- **Data extract**
==============================
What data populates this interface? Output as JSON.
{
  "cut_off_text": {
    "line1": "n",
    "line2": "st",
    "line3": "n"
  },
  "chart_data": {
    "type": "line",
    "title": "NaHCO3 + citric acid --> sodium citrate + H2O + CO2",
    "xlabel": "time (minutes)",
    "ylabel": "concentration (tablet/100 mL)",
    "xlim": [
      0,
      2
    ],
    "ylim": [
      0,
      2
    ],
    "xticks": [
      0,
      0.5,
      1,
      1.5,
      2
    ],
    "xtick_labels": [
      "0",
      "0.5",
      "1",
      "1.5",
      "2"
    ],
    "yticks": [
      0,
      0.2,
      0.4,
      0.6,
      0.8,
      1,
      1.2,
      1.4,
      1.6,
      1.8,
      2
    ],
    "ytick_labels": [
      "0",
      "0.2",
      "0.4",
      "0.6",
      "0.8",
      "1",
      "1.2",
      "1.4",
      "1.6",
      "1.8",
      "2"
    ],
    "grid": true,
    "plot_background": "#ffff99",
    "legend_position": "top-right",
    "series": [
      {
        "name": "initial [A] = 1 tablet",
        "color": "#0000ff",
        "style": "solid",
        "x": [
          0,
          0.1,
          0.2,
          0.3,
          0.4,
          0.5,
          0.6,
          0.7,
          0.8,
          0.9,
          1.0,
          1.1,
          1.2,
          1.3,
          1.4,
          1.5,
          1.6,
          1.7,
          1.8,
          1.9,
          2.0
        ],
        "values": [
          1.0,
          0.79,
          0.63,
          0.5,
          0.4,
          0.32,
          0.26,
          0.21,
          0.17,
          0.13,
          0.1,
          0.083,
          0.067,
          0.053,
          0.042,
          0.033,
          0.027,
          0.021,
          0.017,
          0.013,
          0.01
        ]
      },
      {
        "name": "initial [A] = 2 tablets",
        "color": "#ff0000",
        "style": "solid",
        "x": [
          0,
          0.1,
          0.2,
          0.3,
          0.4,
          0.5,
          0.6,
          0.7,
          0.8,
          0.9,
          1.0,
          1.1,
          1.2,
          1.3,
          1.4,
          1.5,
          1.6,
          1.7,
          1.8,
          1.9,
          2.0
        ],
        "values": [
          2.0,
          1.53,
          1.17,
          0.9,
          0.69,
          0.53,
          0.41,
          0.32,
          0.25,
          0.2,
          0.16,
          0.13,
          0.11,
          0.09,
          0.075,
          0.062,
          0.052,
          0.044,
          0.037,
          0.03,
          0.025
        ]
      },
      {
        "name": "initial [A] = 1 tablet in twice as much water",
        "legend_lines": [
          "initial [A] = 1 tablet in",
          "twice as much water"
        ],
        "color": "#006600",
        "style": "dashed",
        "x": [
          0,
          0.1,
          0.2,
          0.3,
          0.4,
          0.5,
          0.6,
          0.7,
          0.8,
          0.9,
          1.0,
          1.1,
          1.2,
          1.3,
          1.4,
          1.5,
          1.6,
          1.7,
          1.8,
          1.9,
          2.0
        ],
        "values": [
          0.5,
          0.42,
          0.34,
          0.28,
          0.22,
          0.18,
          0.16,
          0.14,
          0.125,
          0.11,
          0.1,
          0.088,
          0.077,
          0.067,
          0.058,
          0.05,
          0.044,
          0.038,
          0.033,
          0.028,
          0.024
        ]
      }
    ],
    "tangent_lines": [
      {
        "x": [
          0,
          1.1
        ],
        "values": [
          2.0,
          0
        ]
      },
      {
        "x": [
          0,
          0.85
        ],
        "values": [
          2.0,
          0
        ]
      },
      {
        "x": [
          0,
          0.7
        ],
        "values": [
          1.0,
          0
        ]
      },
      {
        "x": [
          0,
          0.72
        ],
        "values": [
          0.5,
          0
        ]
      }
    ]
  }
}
==============================
- **Short task**
The records above are to be repeated exactly, in their entirety.

- **The response**
What data populates this interface? Output as JSON.
{
  "cut_off_text": {
    "line1": "n",
    "line2": "st",
    "line3": "n"
  },
  "chart_data": {
    "type": "line",
    "title": "NaHCO3 + citric acid --> sodium citrate + H2O + CO2",
    "xlabel": "time (minutes)",
    "ylabel": "concentration (tablet/100 mL)",
    "xlim": [
      0,
      2
    ],
    "ylim": [
      0,
      2
    ],
    "xticks": [
      0,
      0.5,
      1,
      1.5,
      2
    ],
    "xtick_labels": [
      "0",
      "0.5",
      "1",
      "1.5",
      "2"
    ],
    "yticks": [
      0,
      0.2,
      0.4,
      0.6,
      0.8,
      1,
      1.2,
      1.4,
      1.6,
      1.8,
      2
    ],
    "ytick_labels": [
      "0",
      "0.2",
      "0.4",
      "0.6",
      "0.8",
      "1",
      "1.2",
      "1.4",
      "1.6",
      "1.8",
      "2"
    ],
    "grid": true,
    "plot_background": "#ffff99",
    "legend_position": "top-right",
    "series": [
      {
        "name": "initial [A] = 1 tablet",
        "color": "#0000ff",
        "style": "solid",
        "x": [
          0,
          0.1,
          0.2,
          0.3,
          0.4,
          0.5,
          0.6,
          0.7,
          0.8,
          0.9,
          1.0,
          1.1,
          1.2,
          1.3,
          1.4,
          1.5,
          1.6,
          1.7,
          1.8,
          1.9,
          2.0
        ],
        "values": [
          1.0,
          0.79,
          0.63,
          0.5,
          0.4,
          0.32,
          0.26,
          0.21,
          0.17,
          0.13,
          0.1,
          0.083,
          0.067,
          0.053,
          0.042,
          0.033,
          0.027,
          0.021,
          0.017,
          0.013,
          0.01
        ]
      },
      {
        "name": "initial [A] = 2 tablets",
        "color": "#ff0000",
        "style": "solid",
        "x": [
          0,
          0.1,
          0.2,
          0.3,
          0.4,
          0.5,
          0.6,
          0.7,
          0.8,
          0.9,
          1.0,
          1.1,
          1.2,
          1.3,
          1.4,
          1.5,
          1.6,
          1.7,
          1.8,
          1.9,
          2.0
        ],
        "values": [
          2.0,
          1.53,
          1.17,
          0.9,
          0.69,
          0.53,
          0.41,
          0.32,
          0.25,
          0.2,
          0.16,
          0.13,
          0.11,
          0.09,
          0.075,
          0.062,
          0.052,
          0.044,
          0.037,
          0.03,
          0.025
        ]
      },
      {
        "name": "initial [A] = 1 tablet in twice as much water",
        "legend_lines": [
          "initial [A] = 1 tablet in",
          "twice as much water"
        ],
        "color": "#006600",
        "style": "dashed",
        "x": [
          0,
          0.1,
          0.2,
          0.3,
          0.4,
          0.5,
          0.6,
          0.7,
          0.8,
          0.9,
          1.0,
          1.1,
          1.2,
          1.3,
          1.4,
          1.5,
          1.6,
          1.7,
          1.8,
          1.9,
          2.0
        ],
        "values": [
          0.5,
          0.42,
          0.34,
          0.28,
          0.22,
          0.18,
          0.16,
          0.14,
          0.125,
          0.11,
          0.1,
          0.088,
          0.077,
          0.067,
          0.058,
          0.05,
          0.044,
          0.038,
          0.033,
          0.028,
          0.024
        ]
      }
    ],
    "tangent_lines": [
      {
        "x": [
          0,
          1.1
        ],
        "values": [
          2.0,
          0
        ]
      },
      {
        "x": [
          0,
          0.85
        ],
        "values": [
          2.0,
          0
        ]
      },
      {
        "x": [
          0,
          0.7
        ],
        "values": [
          1.0,
          0
        ]
      },
      {
        "x": [
          0,
          0.72
        ],
        "values": [
          0.5,
          0
        ]
      }
    ]
  }
}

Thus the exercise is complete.